*DIRECTIVE*: Locate every line that holds the string "screenshot" and copy it.

*DATASET ROWS*:
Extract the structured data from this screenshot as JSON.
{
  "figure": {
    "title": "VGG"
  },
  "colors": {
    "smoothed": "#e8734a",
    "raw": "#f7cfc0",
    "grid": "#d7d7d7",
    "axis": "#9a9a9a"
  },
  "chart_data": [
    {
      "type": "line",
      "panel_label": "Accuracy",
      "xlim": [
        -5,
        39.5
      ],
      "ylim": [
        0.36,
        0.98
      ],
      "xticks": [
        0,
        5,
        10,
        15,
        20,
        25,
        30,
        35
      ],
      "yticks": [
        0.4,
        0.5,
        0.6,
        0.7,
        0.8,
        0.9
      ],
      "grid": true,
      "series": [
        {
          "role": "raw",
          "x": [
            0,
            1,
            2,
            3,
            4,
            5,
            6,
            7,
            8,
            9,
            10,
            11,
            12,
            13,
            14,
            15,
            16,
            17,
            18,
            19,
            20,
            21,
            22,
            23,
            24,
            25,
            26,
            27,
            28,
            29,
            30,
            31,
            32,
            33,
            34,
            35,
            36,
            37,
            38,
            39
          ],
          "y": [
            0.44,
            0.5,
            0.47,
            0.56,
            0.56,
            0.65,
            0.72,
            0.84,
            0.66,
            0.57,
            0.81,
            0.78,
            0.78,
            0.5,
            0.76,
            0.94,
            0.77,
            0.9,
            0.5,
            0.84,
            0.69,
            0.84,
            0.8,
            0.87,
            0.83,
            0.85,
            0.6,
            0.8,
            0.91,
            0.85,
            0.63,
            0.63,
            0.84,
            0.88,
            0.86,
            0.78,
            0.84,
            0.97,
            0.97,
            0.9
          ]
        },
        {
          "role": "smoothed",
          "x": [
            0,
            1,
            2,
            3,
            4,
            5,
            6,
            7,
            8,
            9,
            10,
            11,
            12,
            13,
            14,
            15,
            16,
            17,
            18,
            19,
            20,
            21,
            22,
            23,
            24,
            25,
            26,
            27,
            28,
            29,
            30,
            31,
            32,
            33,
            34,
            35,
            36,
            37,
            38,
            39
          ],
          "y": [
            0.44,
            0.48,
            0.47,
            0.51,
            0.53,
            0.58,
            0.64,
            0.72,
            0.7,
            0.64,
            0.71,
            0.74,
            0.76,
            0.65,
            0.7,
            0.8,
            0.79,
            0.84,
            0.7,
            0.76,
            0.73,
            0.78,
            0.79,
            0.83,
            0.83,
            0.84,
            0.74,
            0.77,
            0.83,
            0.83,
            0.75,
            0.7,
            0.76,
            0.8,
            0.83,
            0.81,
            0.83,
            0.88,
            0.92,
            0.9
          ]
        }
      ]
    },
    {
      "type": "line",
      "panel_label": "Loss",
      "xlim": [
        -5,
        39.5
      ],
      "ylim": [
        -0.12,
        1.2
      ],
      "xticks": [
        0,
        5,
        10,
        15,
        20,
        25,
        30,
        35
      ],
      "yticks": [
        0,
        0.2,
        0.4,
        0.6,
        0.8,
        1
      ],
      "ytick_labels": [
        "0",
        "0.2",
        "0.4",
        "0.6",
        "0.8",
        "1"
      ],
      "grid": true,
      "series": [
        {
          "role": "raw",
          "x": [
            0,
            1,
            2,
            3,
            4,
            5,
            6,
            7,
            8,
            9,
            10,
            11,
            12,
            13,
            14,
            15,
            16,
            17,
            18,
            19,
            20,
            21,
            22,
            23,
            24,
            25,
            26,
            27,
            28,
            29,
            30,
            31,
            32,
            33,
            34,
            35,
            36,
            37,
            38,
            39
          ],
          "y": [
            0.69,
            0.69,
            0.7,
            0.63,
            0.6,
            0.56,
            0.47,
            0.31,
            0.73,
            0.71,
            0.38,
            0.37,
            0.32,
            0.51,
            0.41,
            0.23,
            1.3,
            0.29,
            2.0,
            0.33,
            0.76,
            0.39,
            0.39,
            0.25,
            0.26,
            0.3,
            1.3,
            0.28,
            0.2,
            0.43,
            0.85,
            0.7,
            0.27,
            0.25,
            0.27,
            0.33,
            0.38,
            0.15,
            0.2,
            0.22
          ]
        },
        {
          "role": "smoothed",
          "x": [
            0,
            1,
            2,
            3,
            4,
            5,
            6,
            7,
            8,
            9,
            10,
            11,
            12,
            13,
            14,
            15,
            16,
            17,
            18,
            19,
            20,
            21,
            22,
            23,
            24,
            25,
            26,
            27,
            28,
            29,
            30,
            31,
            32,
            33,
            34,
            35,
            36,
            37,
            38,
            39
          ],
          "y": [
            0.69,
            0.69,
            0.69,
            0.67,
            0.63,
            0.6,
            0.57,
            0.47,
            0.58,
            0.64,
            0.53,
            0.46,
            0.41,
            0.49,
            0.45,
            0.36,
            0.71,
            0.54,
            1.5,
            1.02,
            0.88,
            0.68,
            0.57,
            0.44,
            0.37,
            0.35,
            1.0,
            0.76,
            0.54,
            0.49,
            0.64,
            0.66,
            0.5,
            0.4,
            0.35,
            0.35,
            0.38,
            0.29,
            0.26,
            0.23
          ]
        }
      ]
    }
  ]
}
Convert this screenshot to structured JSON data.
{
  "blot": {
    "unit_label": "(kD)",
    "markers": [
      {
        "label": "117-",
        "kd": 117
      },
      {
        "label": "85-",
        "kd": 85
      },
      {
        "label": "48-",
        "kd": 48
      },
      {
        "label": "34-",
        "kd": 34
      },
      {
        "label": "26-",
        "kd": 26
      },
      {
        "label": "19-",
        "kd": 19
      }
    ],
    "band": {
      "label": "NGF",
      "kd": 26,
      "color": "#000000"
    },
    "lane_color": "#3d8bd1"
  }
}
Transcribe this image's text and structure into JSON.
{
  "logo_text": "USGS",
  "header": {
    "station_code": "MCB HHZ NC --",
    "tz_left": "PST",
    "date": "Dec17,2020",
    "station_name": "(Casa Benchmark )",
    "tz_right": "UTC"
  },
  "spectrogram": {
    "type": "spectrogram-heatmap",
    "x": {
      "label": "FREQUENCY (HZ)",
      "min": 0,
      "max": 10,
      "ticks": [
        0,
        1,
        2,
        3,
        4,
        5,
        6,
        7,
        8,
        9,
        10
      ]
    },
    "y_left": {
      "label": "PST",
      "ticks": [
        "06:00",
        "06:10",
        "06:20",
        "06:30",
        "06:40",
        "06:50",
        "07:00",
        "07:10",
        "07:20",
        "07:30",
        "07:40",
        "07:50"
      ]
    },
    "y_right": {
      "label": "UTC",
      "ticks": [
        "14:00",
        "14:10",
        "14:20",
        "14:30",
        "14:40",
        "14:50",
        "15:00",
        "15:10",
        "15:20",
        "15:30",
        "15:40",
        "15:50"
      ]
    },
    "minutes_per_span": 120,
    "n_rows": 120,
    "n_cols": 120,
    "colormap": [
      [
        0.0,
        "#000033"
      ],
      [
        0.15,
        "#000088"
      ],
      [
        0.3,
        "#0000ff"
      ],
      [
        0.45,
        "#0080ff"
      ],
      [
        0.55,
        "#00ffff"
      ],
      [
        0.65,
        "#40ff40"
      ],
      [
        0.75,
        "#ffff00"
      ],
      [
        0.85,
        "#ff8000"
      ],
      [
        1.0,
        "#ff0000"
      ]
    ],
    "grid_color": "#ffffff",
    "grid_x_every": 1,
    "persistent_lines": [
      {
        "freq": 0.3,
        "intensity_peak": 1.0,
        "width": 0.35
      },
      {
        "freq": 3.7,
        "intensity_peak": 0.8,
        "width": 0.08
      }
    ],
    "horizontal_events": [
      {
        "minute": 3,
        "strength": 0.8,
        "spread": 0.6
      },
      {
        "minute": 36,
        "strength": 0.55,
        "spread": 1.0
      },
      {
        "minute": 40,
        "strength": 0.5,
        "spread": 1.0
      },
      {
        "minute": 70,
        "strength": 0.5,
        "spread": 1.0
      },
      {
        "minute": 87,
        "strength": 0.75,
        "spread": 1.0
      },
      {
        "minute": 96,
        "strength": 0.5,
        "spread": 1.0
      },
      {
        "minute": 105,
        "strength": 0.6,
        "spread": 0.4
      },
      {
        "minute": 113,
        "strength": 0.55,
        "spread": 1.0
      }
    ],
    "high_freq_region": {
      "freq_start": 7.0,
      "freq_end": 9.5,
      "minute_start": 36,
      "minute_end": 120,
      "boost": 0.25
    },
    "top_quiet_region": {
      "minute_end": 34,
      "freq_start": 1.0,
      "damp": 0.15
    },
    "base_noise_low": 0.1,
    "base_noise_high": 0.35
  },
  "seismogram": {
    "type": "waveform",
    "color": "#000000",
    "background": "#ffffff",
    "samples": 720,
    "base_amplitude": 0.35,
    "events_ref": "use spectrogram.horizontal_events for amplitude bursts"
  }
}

*RESULT FOR THIS TASK*:
Extract the structured data from this screenshot as JSON.
Convert this screenshot to structured JSON data.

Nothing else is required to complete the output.